— What the task asks —
Give only the count of lines containing "name".
--
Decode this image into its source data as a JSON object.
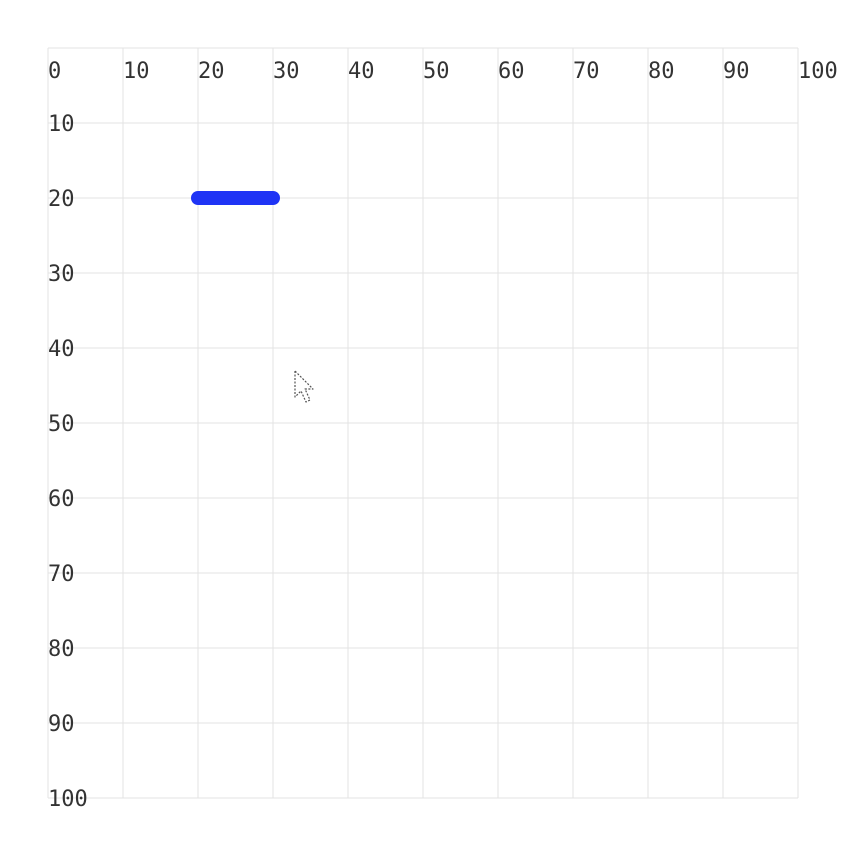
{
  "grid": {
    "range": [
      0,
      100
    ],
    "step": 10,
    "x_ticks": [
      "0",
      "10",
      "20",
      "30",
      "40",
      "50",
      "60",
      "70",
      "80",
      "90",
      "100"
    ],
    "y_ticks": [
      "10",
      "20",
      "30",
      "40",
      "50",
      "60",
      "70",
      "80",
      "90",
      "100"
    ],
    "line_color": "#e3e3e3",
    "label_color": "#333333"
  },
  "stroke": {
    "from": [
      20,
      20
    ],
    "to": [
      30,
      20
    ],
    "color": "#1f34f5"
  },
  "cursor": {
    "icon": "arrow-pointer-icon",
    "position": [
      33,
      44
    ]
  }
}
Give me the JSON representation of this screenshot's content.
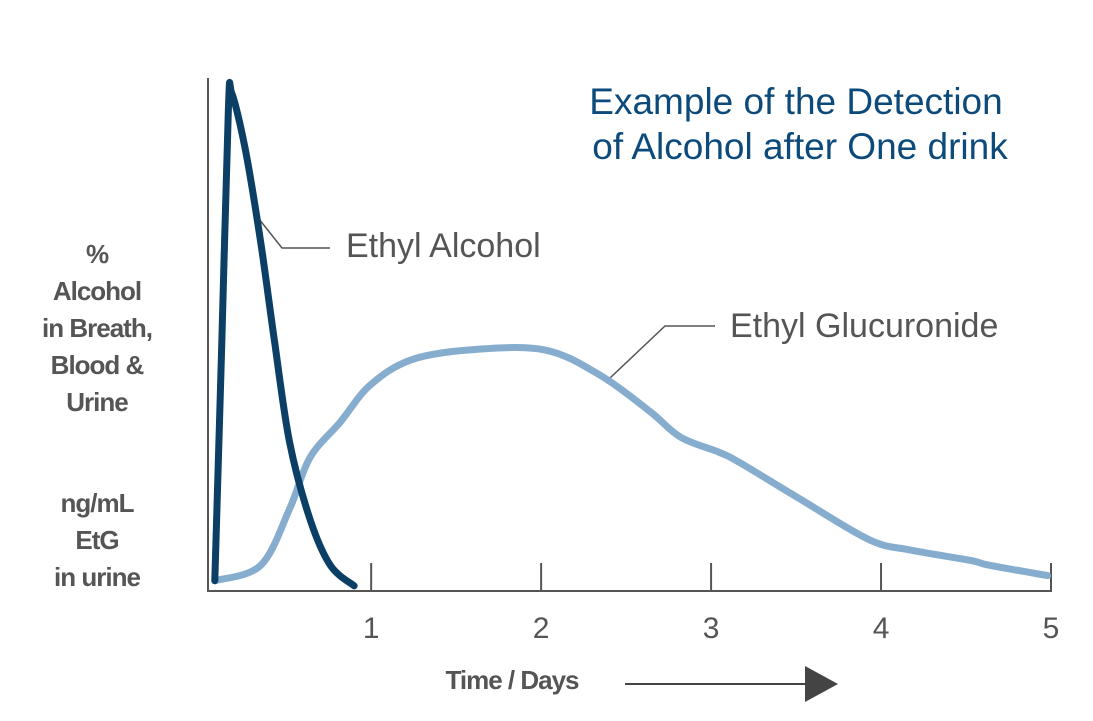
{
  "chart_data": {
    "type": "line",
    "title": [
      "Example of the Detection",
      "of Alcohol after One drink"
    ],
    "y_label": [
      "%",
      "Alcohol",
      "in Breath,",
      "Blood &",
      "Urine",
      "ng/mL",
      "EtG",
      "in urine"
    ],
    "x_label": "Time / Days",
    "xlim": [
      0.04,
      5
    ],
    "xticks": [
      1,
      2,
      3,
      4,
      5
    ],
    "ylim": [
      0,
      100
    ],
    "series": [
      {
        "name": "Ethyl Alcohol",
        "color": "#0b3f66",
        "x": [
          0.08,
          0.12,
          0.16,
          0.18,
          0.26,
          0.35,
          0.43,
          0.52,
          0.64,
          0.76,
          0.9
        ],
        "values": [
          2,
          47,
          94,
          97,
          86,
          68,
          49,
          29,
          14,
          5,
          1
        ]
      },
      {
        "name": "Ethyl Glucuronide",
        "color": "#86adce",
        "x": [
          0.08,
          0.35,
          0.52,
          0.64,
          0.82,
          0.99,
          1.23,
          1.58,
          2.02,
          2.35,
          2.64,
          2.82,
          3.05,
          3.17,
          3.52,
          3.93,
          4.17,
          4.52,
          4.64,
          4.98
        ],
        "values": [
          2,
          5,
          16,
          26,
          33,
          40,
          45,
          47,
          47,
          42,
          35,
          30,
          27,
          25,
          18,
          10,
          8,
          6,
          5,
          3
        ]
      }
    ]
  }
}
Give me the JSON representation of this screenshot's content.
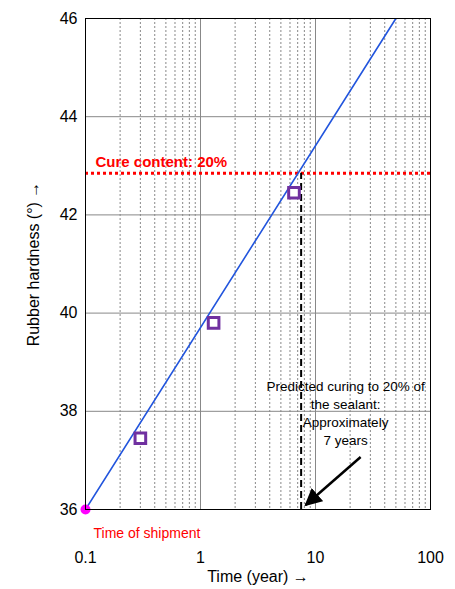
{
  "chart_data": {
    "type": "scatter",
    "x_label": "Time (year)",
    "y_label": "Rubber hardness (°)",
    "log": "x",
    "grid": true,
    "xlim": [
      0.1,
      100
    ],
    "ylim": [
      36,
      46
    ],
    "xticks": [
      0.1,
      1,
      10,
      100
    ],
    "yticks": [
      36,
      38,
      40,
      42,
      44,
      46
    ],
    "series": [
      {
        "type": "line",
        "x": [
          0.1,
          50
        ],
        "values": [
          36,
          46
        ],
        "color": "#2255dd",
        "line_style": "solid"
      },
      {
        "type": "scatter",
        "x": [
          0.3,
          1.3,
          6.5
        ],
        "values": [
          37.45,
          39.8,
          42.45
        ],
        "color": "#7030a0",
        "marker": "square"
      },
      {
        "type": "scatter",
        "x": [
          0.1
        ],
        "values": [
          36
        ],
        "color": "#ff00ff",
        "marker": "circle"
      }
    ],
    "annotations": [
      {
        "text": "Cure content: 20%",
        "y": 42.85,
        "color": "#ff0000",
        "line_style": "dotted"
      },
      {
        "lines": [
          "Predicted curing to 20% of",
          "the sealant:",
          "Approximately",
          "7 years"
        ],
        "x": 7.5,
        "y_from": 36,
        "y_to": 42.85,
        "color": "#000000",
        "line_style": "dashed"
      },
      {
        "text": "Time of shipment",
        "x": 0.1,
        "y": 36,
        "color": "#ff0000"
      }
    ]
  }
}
--
— Task result —
2